MATERIALS PROVIDED
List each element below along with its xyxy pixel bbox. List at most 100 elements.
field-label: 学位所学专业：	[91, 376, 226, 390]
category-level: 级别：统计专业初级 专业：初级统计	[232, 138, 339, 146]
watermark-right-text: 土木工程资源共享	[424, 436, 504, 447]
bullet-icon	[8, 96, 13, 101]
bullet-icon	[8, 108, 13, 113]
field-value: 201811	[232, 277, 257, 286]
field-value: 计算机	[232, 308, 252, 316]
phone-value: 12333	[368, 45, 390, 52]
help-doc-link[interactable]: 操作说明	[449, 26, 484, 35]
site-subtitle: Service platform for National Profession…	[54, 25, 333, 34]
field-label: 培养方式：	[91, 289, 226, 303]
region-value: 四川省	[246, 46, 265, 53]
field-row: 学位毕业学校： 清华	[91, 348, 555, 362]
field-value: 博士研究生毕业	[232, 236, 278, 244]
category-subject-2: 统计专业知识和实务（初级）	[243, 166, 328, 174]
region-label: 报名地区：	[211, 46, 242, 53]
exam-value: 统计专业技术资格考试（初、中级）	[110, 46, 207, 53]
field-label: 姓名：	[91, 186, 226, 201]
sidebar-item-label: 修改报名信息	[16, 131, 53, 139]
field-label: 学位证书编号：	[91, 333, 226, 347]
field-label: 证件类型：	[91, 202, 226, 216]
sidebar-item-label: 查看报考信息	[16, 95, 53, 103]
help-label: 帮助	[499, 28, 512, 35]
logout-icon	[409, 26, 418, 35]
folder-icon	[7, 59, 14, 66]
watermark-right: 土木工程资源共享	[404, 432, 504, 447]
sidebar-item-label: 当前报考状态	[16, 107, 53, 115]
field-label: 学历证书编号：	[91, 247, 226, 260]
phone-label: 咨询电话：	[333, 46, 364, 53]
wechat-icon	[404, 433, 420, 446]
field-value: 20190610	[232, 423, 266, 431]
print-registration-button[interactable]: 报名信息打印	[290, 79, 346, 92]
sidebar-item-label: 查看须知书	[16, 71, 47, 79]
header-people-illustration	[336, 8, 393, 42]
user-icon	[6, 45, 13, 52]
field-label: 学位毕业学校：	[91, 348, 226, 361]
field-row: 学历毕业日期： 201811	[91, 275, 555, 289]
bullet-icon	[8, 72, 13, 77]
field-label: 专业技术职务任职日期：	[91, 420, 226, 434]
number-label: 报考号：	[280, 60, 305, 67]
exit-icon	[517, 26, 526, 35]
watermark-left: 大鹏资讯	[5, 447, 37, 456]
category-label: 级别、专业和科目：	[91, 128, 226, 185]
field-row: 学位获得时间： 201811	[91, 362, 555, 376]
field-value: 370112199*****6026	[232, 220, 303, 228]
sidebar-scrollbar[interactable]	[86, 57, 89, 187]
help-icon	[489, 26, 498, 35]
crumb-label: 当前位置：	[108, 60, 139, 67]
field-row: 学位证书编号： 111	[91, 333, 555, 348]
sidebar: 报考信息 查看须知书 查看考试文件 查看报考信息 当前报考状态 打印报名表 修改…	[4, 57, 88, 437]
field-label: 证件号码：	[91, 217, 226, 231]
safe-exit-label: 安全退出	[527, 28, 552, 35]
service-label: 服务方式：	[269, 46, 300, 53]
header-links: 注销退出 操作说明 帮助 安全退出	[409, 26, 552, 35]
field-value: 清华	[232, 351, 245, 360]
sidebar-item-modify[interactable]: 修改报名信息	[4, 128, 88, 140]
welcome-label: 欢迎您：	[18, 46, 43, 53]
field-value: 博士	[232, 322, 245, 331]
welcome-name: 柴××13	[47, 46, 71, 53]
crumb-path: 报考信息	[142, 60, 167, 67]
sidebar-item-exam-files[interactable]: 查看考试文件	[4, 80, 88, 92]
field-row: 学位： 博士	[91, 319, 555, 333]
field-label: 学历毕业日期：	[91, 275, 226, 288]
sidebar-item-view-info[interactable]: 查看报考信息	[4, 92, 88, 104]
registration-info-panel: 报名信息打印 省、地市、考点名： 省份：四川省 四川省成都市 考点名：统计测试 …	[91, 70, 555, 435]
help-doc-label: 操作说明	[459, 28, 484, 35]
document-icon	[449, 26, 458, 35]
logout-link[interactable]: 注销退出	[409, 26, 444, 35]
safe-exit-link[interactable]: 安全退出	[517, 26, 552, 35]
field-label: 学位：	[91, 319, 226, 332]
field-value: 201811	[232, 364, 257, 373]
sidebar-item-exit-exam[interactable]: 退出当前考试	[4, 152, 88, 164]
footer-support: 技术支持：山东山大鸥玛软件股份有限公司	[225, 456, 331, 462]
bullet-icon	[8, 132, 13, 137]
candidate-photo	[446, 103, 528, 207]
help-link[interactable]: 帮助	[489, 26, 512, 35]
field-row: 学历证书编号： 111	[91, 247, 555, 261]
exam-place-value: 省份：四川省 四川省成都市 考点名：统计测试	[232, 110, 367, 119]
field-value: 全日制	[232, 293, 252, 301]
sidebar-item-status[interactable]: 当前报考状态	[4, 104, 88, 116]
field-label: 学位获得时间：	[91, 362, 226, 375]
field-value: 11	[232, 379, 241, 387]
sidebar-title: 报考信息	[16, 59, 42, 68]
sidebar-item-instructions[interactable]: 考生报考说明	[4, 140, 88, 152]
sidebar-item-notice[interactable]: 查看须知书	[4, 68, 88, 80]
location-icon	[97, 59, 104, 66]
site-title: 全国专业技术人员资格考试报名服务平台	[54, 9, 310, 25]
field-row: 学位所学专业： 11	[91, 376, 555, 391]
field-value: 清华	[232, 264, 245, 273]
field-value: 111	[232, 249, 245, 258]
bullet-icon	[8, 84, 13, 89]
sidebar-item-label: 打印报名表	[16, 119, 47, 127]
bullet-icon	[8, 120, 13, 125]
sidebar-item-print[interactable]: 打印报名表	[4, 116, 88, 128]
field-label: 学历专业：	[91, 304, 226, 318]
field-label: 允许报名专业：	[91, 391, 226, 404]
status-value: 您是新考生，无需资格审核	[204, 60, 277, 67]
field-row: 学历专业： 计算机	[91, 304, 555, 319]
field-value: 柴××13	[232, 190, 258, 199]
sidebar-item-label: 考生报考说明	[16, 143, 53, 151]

WORK TO DO
Copy out every one of the rows above, line for line and without any change.

ANSWER TO THIS EXERCISE
List each element below along with its xyxy pixel bbox. List at most 100 elements.
field-label: 学位所学专业：	[91, 376, 226, 390]
category-level: 级别：统计专业初级 专业：初级统计	[232, 138, 339, 146]
watermark-right-text: 土木工程资源共享	[424, 436, 504, 447]
bullet-icon	[8, 96, 13, 101]
bullet-icon	[8, 108, 13, 113]
field-value: 201811	[232, 277, 257, 286]
field-value: 计算机	[232, 308, 252, 316]
phone-value: 12333	[368, 45, 390, 52]
help-doc-link[interactable]: 操作说明	[449, 26, 484, 35]
site-subtitle: Service platform for National Profession…	[54, 25, 333, 34]
field-label: 培养方式：	[91, 289, 226, 303]
region-value: 四川省	[246, 46, 265, 53]
field-row: 学位毕业学校： 清华	[91, 348, 555, 362]
field-value: 博士研究生毕业	[232, 236, 278, 244]
category-subject-2: 统计专业知识和实务（初级）	[243, 166, 328, 174]
region-label: 报名地区：	[211, 46, 242, 53]
exam-value: 统计专业技术资格考试（初、中级）	[110, 46, 207, 53]
field-label: 姓名：	[91, 186, 226, 201]
sidebar-item-label: 修改报名信息	[16, 131, 53, 139]
field-label: 学位证书编号：	[91, 333, 226, 347]
field-label: 证件类型：	[91, 202, 226, 216]
sidebar-item-label: 查看报考信息	[16, 95, 53, 103]
help-label: 帮助	[499, 28, 512, 35]
logout-icon	[409, 26, 418, 35]
folder-icon	[7, 59, 14, 66]
watermark-right: 土木工程资源共享	[404, 432, 504, 447]
sidebar-item-label: 当前报考状态	[16, 107, 53, 115]
field-label: 学历证书编号：	[91, 247, 226, 260]
phone-label: 咨询电话：	[333, 46, 364, 53]
wechat-icon	[404, 433, 420, 446]
field-value: 20190610	[232, 423, 266, 431]
print-registration-button[interactable]: 报名信息打印	[290, 79, 346, 92]
sidebar-item-label: 查看须知书	[16, 71, 47, 79]
header-people-illustration	[336, 8, 393, 42]
user-icon	[6, 45, 13, 52]
field-label: 学位毕业学校：	[91, 348, 226, 361]
field-row: 学历毕业日期： 201811	[91, 275, 555, 289]
bullet-icon	[8, 72, 13, 77]
field-label: 专业技术职务任职日期：	[91, 420, 226, 434]
number-label: 报考号：	[280, 60, 305, 67]
exit-icon	[517, 26, 526, 35]
watermark-left: 大鹏资讯	[5, 447, 37, 456]
category-label: 级别、专业和科目：	[91, 128, 226, 185]
field-row: 学位获得时间： 201811	[91, 362, 555, 376]
field-value: 370112199*****6026	[232, 220, 303, 228]
sidebar-scrollbar[interactable]	[86, 57, 89, 187]
help-icon	[489, 26, 498, 35]
crumb-label: 当前位置：	[108, 60, 139, 67]
field-row: 学位证书编号： 111	[91, 333, 555, 348]
sidebar: 报考信息 查看须知书 查看考试文件 查看报考信息 当前报考状态 打印报名表 修改…	[4, 57, 88, 437]
field-label: 证件号码：	[91, 217, 226, 231]
safe-exit-label: 安全退出	[527, 28, 552, 35]
service-label: 服务方式：	[269, 46, 300, 53]
header-links: 注销退出 操作说明 帮助 安全退出	[409, 26, 552, 35]
field-value: 清华	[232, 351, 245, 360]
sidebar-item-modify[interactable]: 修改报名信息	[4, 128, 88, 140]
welcome-label: 欢迎您：	[18, 46, 43, 53]
field-value: 博士	[232, 322, 245, 331]
welcome-name: 柴××13	[47, 46, 71, 53]
crumb-path: 报考信息	[142, 60, 167, 67]
sidebar-item-exam-files[interactable]: 查看考试文件	[4, 80, 88, 92]
field-row: 学位： 博士	[91, 319, 555, 333]
field-label: 学历毕业日期：	[91, 275, 226, 288]
sidebar-item-view-info[interactable]: 查看报考信息	[4, 92, 88, 104]
registration-info-panel: 报名信息打印 省、地市、考点名： 省份：四川省 四川省成都市 考点名：统计测试 …	[91, 70, 555, 435]
help-doc-label: 操作说明	[459, 28, 484, 35]
document-icon	[449, 26, 458, 35]
logout-link[interactable]: 注销退出	[409, 26, 444, 35]
safe-exit-link[interactable]: 安全退出	[517, 26, 552, 35]
field-label: 学位：	[91, 319, 226, 332]
field-value: 201811	[232, 364, 257, 373]
sidebar-item-exit-exam[interactable]: 退出当前考试	[4, 152, 88, 164]
footer-support: 技术支持：山东山大鸥玛软件股份有限公司	[225, 456, 331, 462]
bullet-icon	[8, 132, 13, 137]
candidate-photo	[446, 103, 528, 207]
help-link[interactable]: 帮助	[489, 26, 512, 35]
field-row: 学历证书编号： 111	[91, 247, 555, 261]
exam-place-value: 省份：四川省 四川省成都市 考点名：统计测试	[232, 110, 367, 119]
field-value: 全日制	[232, 293, 252, 301]
sidebar-item-status[interactable]: 当前报考状态	[4, 104, 88, 116]
field-label: 学位获得时间：	[91, 362, 226, 375]
field-value: 11	[232, 379, 241, 387]
sidebar-title: 报考信息	[16, 59, 42, 68]
sidebar-item-instructions[interactable]: 考生报考说明	[4, 140, 88, 152]
sidebar-item-notice[interactable]: 查看须知书	[4, 68, 88, 80]
location-icon	[97, 59, 104, 66]
site-title: 全国专业技术人员资格考试报名服务平台	[54, 9, 310, 25]
field-row: 学位所学专业： 11	[91, 376, 555, 391]
field-value: 清华	[232, 264, 245, 273]
field-value: 111	[232, 249, 245, 258]
bullet-icon	[8, 84, 13, 89]
sidebar-item-label: 打印报名表	[16, 119, 47, 127]
bullet-icon	[8, 120, 13, 125]
sidebar-item-print[interactable]: 打印报名表	[4, 116, 88, 128]
field-label: 学历专业：	[91, 304, 226, 318]
field-label: 允许报名专业：	[91, 391, 226, 404]
status-value: 您是新考生，无需资格审核	[204, 60, 277, 67]
field-row: 学历专业： 计算机	[91, 304, 555, 319]
field-value: 柴××13	[232, 190, 258, 199]
sidebar-item-label: 考生报考说明	[16, 143, 53, 151]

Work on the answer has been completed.